[BEGIN]

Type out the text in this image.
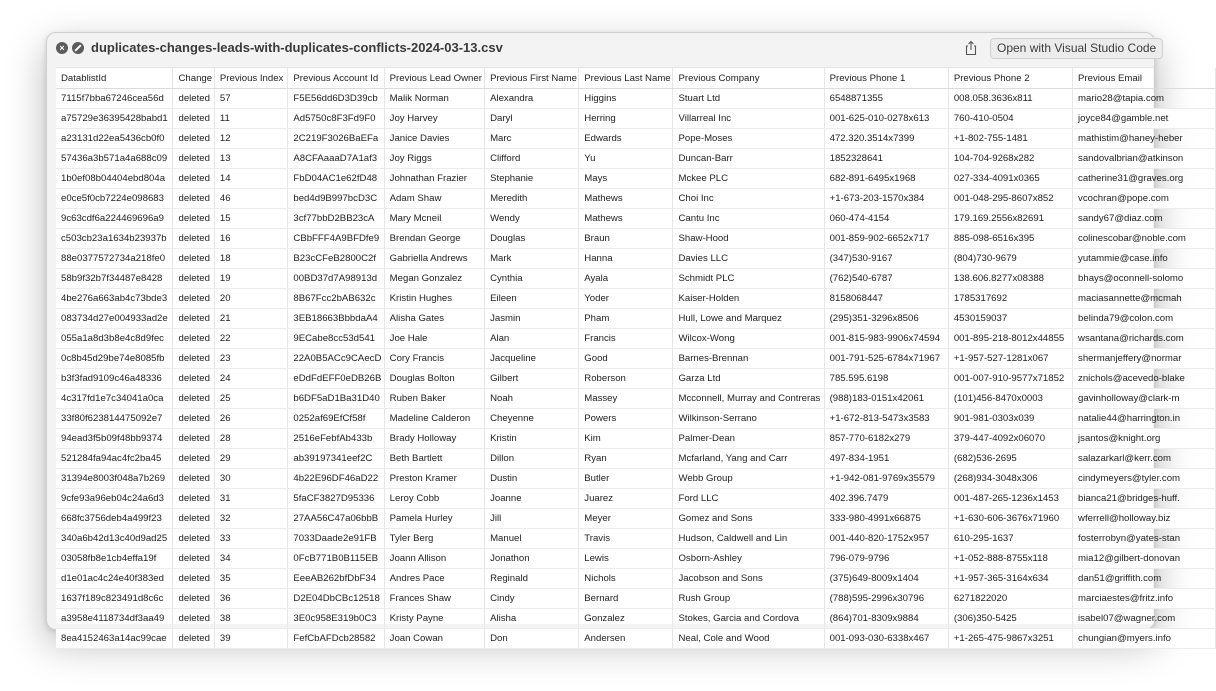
× duplicates-changes-leads-with-duplicates-conflicts-2024-03-13.csv	Open with Visual Studio Code
DatablistId	Change	Previous Index	Previous Account Id	Previous Lead Owner	Previous First Name	Previous Last Name	Previous Company	Previous Phone 1	Previous Phone 2	Previous Email
7115f7bba67246cea56d	deleted	57	F5E56dd6D3D39cb	Malik Norman	Alexandra	Higgins	Stuart Ltd	6548871355	008.058.3636x811	mario28@tapia.com
a75729e36395428babd1	deleted	11	Ad5750c8F3Fd9F0	Joy Harvey	Daryl	Herring	Villarreal Inc	001-625-010-0278x613	760-410-0504	joyce84@gamble.net
a23131d22ea5436cb0f0	deleted	12	2C219F3026BaEFa	Janice Davies	Marc	Edwards	Pope-Moses	472.320.3514x7399	+1-802-755-1481	mathistim@haney-heber
57436a3b571a4a688c09	deleted	13	A8CFAaaaD7A1af3	Joy Riggs	Clifford	Yu	Duncan-Barr	1852328641	104-704-9268x282	sandovalbrian@atkinson
1b0ef08b04404ebd804a	deleted	14	FbD04AC1e62fD48	Johnathan Frazier	Stephanie	Mays	Mckee PLC	682-891-6495x1968	027-334-4091x0365	catherine31@graves.org
e0ce5f0cb7224e098683	deleted	46	bed4d9B997bcD3C	Adam Shaw	Meredith	Mathews	Choi Inc	+1-673-203-1570x384	001-048-295-8607x852	vcochran@pope.com
9c63cdf6a224469696a9	deleted	15	3cf77bbD2BB23cA	Mary Mcneil	Wendy	Mathews	Cantu Inc	060-474-4154	179.169.2556x82691	sandy67@diaz.com
c503cb23a1634b23937b	deleted	16	CBbFFF4A9BFDfe9	Brendan George	Douglas	Braun	Shaw-Hood	001-859-902-6652x717	885-098-6516x395	colinescobar@noble.com
88e0377572734a218fe0	deleted	18	B23cCFeB2800C2f	Gabriella Andrews	Mark	Hanna	Davies LLC	(347)530-9167	(804)730-9679	yutammie@case.info
58b9f32b7f34487e8428	deleted	19	00BD37d7A98913d	Megan Gonzalez	Cynthia	Ayala	Schmidt PLC	(762)540-6787	138.606.8277x08388	bhays@oconnell-solomo
4be276a663ab4c73bde3	deleted	20	8B67Fcc2bAB632c	Kristin Hughes	Eileen	Yoder	Kaiser-Holden	8158068447	1785317692	maciasannette@mcmah
083734d27e004933ad2e	deleted	21	3EB18663BbbdaA4	Alisha Gates	Jasmin	Pham	Hull, Lowe and Marquez	(295)351-3296x8506	4530159037	belinda79@colon.com
055a1a8d3b8e4c8d9fec	deleted	22	9ECabe8cc53d541	Joe Hale	Alan	Francis	Wilcox-Wong	001-815-983-9906x74594	001-895-218-8012x44855	wsantana@richards.com
0c8b45d29be74e8085fb	deleted	23	22A0B5ACc9CAecD	Cory Francis	Jacqueline	Good	Barnes-Brennan	001-791-525-6784x71967	+1-957-527-1281x067	shermanjeffery@normar
b3f3fad9109c46a48336	deleted	24	eDdFdEFF0eDB26B	Douglas Bolton	Gilbert	Roberson	Garza Ltd	785.595.6198	001-007-910-9577x71852	znichols@acevedo-blake
4c317fd1e7c34041a0ca	deleted	25	b6DF5aD1Ba31D40	Ruben Baker	Noah	Massey	Mcconnell, Murray and Contreras	(988)183-0151x42061	(101)456-8470x0003	gavinholloway@clark-m
33f80f623814475092e7	deleted	26	0252af69EfCf58f	Madeline Calderon	Cheyenne	Powers	Wilkinson-Serrano	+1-672-813-5473x3583	901-981-0303x039	natalie44@harrington.in
94ead3f5b09f48bb9374	deleted	28	2516eFebfAb433b	Brady Holloway	Kristin	Kim	Palmer-Dean	857-770-6182x279	379-447-4092x06070	jsantos@knight.org
521284fa94ac4fc2ba45	deleted	29	ab39197341eef2C	Beth Bartlett	Dillon	Ryan	Mcfarland, Yang and Carr	497-834-1951	(682)536-2695	salazarkarl@kerr.com
31394e8003f048a7b269	deleted	30	4b22E96DF46aD22	Preston Kramer	Dustin	Butler	Webb Group	+1-942-081-9769x35579	(268)934-3048x306	cindymeyers@tyler.com
9cfe93a96eb04c24a6d3	deleted	31	5faCF3827D95336	Leroy Cobb	Joanne	Juarez	Ford LLC	402.396.7479	001-487-265-1236x1453	bianca21@bridges-huff.
668fc3756deb4a499f23	deleted	32	27AA56C47a06bbB	Pamela Hurley	Jill	Meyer	Gomez and Sons	333-980-4991x66875	+1-630-606-3676x71960	wferrell@holloway.biz
340a6b42d13c40d9ad25	deleted	33	7033Daade2e91FB	Tyler Berg	Manuel	Travis	Hudson, Caldwell and Lin	001-440-820-1752x957	610-295-1637	fosterrobyn@yates-stan
03058fb8e1cb4effa19f	deleted	34	0FcB771B0B115EB	Joann Allison	Jonathon	Lewis	Osborn-Ashley	796-079-9796	+1-052-888-8755x118	mia12@gilbert-donovan
d1e01ac4c24e40f383ed	deleted	35	EeeAB262bfDbF34	Andres Pace	Reginald	Nichols	Jacobson and Sons	(375)649-8009x1404	+1-957-365-3164x634	dan51@griffith.com
1637f189c823491d8c6c	deleted	36	D2E04DbCBc12518	Frances Shaw	Cindy	Bernard	Rush Group	(788)595-2996x30796	6271822020	marciaestes@fritz.info
a3958e4118734df3aa49	deleted	38	3E0c958E319b0C3	Kristy Payne	Alisha	Gonzalez	Stokes, Garcia and Cordova	(864)701-8309x9884	(306)350-5425	isabel07@wagner.com
8ea4152463a14ac99cae	deleted	39	FefCbAFDcb28582	Joan Cowan	Don	Andersen	Neal, Cole and Wood	001-093-030-6338x467	+1-265-475-9867x3251	chungian@myers.info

[END]

▸ TO DO
From the records above, pull out each line that has "Davies".

▸ OUTPUT
a23131d22ea5436cb0f0	deleted	12	2C219F3026BaEFa	Janice Davies	Marc	Edwards	Pope-Moses	472.320.3514x7399	+1-802-755-1481	mathistim@haney-heber
88e0377572734a218fe0	deleted	18	B23cCFeB2800C2f	Gabriella Andrews	Mark	Hanna	Davies LLC	(347)530-9167	(804)730-9679	yutammie@case.info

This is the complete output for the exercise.